WHAT IS EXPECTED
Your reply should be a single number: how many lines contain the string "this".
[start of SUPPLIED RECORDS]
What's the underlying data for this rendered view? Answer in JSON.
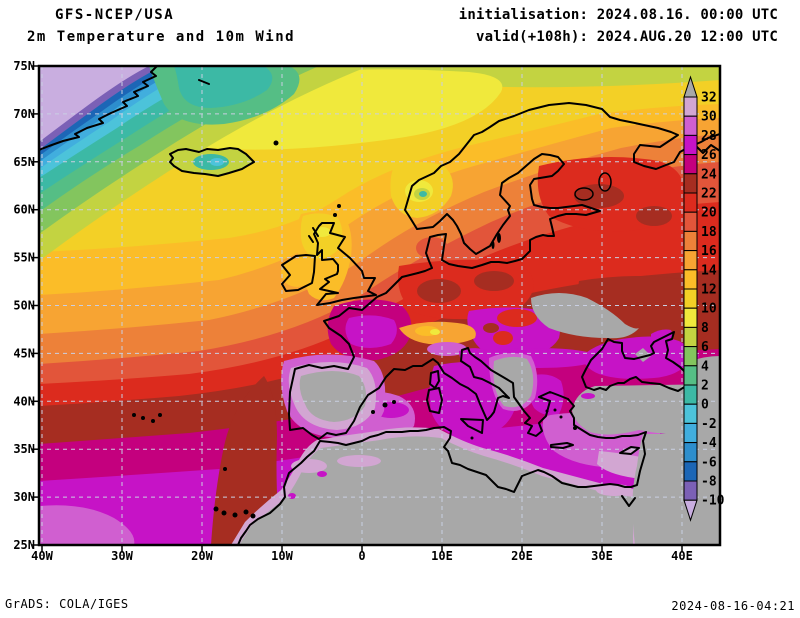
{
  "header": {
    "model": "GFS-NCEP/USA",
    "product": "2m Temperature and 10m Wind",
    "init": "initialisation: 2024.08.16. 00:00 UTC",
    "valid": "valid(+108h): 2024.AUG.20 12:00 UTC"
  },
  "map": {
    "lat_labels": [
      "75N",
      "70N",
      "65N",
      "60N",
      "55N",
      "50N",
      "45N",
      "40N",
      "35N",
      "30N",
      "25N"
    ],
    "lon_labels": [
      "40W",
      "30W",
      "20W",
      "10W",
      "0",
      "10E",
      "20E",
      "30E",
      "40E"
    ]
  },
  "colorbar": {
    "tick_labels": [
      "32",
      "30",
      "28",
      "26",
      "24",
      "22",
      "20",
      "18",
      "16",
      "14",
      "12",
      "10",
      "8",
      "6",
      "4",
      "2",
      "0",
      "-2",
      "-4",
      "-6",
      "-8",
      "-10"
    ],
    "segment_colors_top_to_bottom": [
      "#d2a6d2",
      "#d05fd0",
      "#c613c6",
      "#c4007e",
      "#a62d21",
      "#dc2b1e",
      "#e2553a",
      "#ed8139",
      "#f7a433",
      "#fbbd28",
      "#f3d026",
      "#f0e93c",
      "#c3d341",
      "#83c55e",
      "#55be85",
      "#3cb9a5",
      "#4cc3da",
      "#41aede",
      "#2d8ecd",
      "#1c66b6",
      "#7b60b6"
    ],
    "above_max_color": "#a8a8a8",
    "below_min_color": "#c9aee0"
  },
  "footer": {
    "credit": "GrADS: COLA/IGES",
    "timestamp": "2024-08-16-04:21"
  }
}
[end of SUPPLIED RECORDS]
[start of SUPPLIED RECORDS]
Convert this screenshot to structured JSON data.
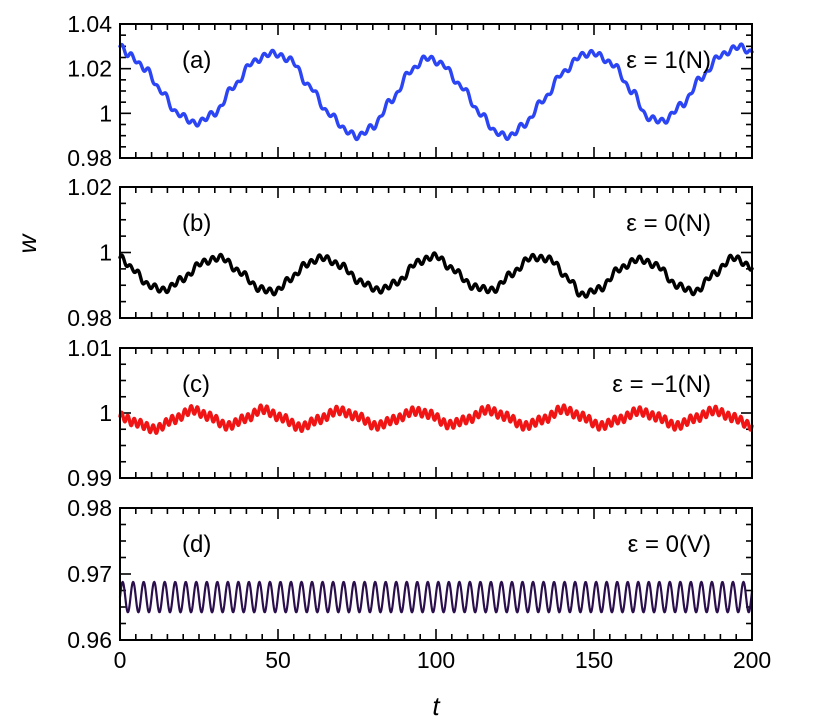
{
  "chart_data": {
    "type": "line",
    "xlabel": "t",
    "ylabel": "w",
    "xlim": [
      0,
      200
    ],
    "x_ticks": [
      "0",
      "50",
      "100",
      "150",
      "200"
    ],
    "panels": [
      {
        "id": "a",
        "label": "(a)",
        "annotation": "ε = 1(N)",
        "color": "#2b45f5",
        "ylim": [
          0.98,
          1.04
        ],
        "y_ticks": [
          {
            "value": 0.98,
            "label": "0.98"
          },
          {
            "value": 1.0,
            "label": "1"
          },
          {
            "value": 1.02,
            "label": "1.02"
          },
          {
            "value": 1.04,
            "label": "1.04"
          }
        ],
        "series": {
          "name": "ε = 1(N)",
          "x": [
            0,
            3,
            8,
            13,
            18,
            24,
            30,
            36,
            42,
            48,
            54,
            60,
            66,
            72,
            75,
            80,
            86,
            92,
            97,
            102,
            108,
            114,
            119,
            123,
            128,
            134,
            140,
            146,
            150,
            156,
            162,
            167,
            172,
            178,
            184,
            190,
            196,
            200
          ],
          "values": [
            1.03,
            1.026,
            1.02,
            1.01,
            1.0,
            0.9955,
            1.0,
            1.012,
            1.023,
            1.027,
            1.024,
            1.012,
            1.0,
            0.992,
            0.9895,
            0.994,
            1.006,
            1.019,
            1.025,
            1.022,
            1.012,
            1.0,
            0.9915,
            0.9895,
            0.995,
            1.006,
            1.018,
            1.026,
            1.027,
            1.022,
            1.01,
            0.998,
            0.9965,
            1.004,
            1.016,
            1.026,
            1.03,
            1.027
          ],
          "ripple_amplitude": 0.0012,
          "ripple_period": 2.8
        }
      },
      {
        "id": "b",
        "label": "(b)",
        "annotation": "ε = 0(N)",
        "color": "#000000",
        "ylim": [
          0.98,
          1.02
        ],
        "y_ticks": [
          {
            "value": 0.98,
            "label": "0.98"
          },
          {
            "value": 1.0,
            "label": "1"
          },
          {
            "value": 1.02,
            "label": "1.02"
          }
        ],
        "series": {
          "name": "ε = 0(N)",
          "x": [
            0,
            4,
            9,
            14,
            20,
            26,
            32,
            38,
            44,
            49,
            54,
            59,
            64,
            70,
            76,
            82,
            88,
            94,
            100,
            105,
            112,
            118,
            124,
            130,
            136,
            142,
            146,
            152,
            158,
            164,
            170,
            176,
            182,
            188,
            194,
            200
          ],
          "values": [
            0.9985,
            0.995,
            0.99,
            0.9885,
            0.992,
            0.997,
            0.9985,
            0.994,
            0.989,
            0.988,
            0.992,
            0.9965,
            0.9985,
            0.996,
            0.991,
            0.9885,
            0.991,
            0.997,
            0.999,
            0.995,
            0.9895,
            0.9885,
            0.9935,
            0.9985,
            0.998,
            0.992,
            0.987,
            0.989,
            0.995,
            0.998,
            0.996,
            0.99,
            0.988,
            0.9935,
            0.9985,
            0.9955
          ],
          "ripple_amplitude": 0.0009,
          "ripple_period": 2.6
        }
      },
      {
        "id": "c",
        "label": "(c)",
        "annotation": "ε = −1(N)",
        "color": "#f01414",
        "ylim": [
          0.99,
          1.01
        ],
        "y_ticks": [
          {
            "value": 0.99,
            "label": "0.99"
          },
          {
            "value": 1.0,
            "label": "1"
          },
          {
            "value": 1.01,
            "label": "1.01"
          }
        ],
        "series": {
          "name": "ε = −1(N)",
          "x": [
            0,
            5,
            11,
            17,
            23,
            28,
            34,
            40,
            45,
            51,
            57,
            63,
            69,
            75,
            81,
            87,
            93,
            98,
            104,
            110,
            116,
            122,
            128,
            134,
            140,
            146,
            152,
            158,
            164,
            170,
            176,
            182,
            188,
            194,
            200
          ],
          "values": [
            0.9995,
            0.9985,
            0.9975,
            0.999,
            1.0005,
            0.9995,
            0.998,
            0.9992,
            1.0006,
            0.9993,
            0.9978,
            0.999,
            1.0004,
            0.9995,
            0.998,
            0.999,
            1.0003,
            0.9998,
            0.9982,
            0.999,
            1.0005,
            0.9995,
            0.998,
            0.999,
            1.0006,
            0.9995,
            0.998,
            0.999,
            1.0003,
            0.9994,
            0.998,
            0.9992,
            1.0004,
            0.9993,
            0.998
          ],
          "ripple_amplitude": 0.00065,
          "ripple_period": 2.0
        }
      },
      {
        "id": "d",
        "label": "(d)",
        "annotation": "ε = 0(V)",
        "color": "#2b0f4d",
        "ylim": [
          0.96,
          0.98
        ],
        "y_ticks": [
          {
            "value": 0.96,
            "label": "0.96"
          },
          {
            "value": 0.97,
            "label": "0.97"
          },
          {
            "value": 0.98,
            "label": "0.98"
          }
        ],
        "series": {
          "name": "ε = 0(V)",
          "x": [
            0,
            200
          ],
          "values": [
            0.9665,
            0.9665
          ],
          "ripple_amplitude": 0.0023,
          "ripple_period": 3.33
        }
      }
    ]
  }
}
[end of SUPPLIED RECORDS]
IN RESPONSE
2